▶ _What you should do_:
Word for word, retype every entry in the listing.

▶ _Recorded data_:
────

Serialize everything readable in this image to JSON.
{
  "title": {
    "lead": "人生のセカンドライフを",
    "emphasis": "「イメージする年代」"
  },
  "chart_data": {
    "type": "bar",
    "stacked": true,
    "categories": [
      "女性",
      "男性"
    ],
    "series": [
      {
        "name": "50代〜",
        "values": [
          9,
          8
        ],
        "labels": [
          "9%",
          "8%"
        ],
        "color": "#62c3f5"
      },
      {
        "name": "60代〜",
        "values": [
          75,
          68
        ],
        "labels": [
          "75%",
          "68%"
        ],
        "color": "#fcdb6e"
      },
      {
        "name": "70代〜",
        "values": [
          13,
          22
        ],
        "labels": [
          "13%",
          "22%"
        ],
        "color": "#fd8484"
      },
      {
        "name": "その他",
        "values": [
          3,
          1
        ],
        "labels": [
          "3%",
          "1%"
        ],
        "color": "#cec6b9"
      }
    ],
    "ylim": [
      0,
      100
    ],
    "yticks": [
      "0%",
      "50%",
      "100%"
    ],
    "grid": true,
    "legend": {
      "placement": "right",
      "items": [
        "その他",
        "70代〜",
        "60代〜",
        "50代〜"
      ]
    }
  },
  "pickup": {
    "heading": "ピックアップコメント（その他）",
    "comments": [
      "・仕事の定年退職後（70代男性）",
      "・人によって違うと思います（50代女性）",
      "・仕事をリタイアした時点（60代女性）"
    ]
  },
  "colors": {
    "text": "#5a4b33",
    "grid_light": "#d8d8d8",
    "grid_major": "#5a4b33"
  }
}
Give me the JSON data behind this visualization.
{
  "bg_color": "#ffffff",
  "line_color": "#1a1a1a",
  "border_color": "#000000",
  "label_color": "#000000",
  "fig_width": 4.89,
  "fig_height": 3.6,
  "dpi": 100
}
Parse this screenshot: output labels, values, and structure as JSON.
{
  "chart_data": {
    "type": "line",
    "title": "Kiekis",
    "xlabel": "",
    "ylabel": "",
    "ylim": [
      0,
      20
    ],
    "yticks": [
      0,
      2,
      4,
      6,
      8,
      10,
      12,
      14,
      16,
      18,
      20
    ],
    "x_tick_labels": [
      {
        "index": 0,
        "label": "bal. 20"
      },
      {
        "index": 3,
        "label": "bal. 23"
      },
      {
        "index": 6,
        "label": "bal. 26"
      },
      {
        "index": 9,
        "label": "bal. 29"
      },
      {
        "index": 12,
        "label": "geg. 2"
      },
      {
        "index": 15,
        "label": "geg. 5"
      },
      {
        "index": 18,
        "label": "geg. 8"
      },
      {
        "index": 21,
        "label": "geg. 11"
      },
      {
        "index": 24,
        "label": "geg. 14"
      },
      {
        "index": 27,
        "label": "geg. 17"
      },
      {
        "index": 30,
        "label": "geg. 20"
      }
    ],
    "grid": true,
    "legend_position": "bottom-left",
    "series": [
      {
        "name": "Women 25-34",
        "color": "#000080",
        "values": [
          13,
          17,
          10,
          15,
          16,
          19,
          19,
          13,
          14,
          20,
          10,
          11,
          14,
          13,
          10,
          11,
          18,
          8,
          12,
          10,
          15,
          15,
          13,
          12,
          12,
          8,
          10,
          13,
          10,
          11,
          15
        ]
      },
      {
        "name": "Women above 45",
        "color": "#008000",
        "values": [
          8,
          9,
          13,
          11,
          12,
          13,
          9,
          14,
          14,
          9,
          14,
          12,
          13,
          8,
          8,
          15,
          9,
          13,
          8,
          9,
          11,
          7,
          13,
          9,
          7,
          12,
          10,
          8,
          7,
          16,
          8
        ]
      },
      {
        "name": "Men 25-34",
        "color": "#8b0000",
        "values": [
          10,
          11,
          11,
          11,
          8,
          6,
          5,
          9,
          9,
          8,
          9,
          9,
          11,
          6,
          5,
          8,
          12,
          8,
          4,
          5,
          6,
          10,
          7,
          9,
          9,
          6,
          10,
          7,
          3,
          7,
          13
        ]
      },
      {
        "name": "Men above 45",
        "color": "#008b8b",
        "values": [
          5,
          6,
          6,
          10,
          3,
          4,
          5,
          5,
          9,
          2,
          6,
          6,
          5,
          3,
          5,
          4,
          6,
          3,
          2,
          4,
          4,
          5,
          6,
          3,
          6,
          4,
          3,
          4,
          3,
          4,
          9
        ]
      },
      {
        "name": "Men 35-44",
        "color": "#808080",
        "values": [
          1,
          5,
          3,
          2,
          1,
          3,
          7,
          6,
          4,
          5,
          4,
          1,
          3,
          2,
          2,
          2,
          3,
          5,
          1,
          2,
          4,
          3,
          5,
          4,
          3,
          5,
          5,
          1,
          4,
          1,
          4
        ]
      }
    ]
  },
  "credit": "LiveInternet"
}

────

▶ _Exercise response_:
Serialize everything readable in this image to JSON.
{
  "title": {
    "lead": "人生のセカンドライフを",
    "emphasis": "「イメージする年代」"
  },
  "chart_data": {
    "type": "bar",
    "stacked": true,
    "categories": [
      "女性",
      "男性"
    ],
    "series": [
      {
        "name": "50代〜",
        "values": [
          9,
          8
        ],
        "labels": [
          "9%",
          "8%"
        ],
        "color": "#62c3f5"
      },
      {
        "name": "60代〜",
        "values": [
          75,
          68
        ],
        "labels": [
          "75%",
          "68%"
        ],
        "color": "#fcdb6e"
      },
      {
        "name": "70代〜",
        "values": [
          13,
          22
        ],
        "labels": [
          "13%",
          "22%"
        ],
        "color": "#fd8484"
      },
      {
        "name": "その他",
        "values": [
          3,
          1
        ],
        "labels": [
          "3%",
          "1%"
        ],
        "color": "#cec6b9"
      }
    ],
    "ylim": [
      0,
      100
    ],
    "yticks": [
      "0%",
      "50%",
      "100%"
    ],
    "grid": true,
    "legend": {
      "placement": "right",
      "items": [
        "その他",
        "70代〜",
        "60代〜",
        "50代〜"
      ]
    }
  },
  "pickup": {
    "heading": "ピックアップコメント（その他）",
    "comments": [
      "・仕事の定年退職後（70代男性）",
      "・人によって違うと思います（50代女性）",
      "・仕事をリタイアした時点（60代女性）"
    ]
  },
  "colors": {
    "text": "#5a4b33",
    "grid_light": "#d8d8d8",
    "grid_major": "#5a4b33"
  }
}
Give me the JSON data behind this visualization.
{
  "bg_color": "#ffffff",
  "line_color": "#1a1a1a",
  "border_color": "#000000",
  "label_color": "#000000",
  "fig_width": 4.89,
  "fig_height": 3.6,
  "dpi": 100
}
Parse this screenshot: output labels, values, and structure as JSON.
{
  "chart_data": {
    "type": "line",
    "title": "Kiekis",
    "xlabel": "",
    "ylabel": "",
    "ylim": [
      0,
      20
    ],
    "yticks": [
      0,
      2,
      4,
      6,
      8,
      10,
      12,
      14,
      16,
      18,
      20
    ],
    "x_tick_labels": [
      {
        "index": 0,
        "label": "bal. 20"
      },
      {
        "index": 3,
        "label": "bal. 23"
      },
      {
        "index": 6,
        "label": "bal. 26"
      },
      {
        "index": 9,
        "label": "bal. 29"
      },
      {
        "index": 12,
        "label": "geg. 2"
      },
      {
        "index": 15,
        "label": "geg. 5"
      },
      {
        "index": 18,
        "label": "geg. 8"
      },
      {
        "index": 21,
        "label": "geg. 11"
      },
      {
        "index": 24,
        "label": "geg. 14"
      },
      {
        "index": 27,
        "label": "geg. 17"
      },
      {
        "index": 30,
        "label": "geg. 20"
      }
    ],
    "grid": true,
    "legend_position": "bottom-left",
    "series": [
      {
        "name": "Women 25-34",
        "color": "#000080",
        "values": [
          13,
          17,
          10,
          15,
          16,
          19,
          19,
          13,
          14,
          20,
          10,
          11,
          14,
          13,
          10,
          11,
          18,
          8,
          12,
          10,
          15,
          15,
          13,
          12,
          12,
          8,
          10,
          13,
          10,
          11,
          15
        ]
      },
      {
        "name": "Women above 45",
        "color": "#008000",
        "values": [
          8,
          9,
          13,
          11,
          12,
          13,
          9,
          14,
          14,
          9,
          14,
          12,
          13,
          8,
          8,
          15,
          9,
          13,
          8,
          9,
          11,
          7,
          13,
          9,
          7,
          12,
          10,
          8,
          7,
          16,
          8
        ]
      },
      {
        "name": "Men 25-34",
        "color": "#8b0000",
        "values": [
          10,
          11,
          11,
          11,
          8,
          6,
          5,
          9,
          9,
          8,
          9,
          9,
          11,
          6,
          5,
          8,
          12,
          8,
          4,
          5,
          6,
          10,
          7,
          9,
          9,
          6,
          10,
          7,
          3,
          7,
          13
        ]
      },
      {
        "name": "Men above 45",
        "color": "#008b8b",
        "values": [
          5,
          6,
          6,
          10,
          3,
          4,
          5,
          5,
          9,
          2,
          6,
          6,
          5,
          3,
          5,
          4,
          6,
          3,
          2,
          4,
          4,
          5,
          6,
          3,
          6,
          4,
          3,
          4,
          3,
          4,
          9
        ]
      },
      {
        "name": "Men 35-44",
        "color": "#808080",
        "values": [
          1,
          5,
          3,
          2,
          1,
          3,
          7,
          6,
          4,
          5,
          4,
          1,
          3,
          2,
          2,
          2,
          3,
          5,
          1,
          2,
          4,
          3,
          5,
          4,
          3,
          5,
          5,
          1,
          4,
          1,
          4
        ]
      }
    ]
  },
  "credit": "LiveInternet"
}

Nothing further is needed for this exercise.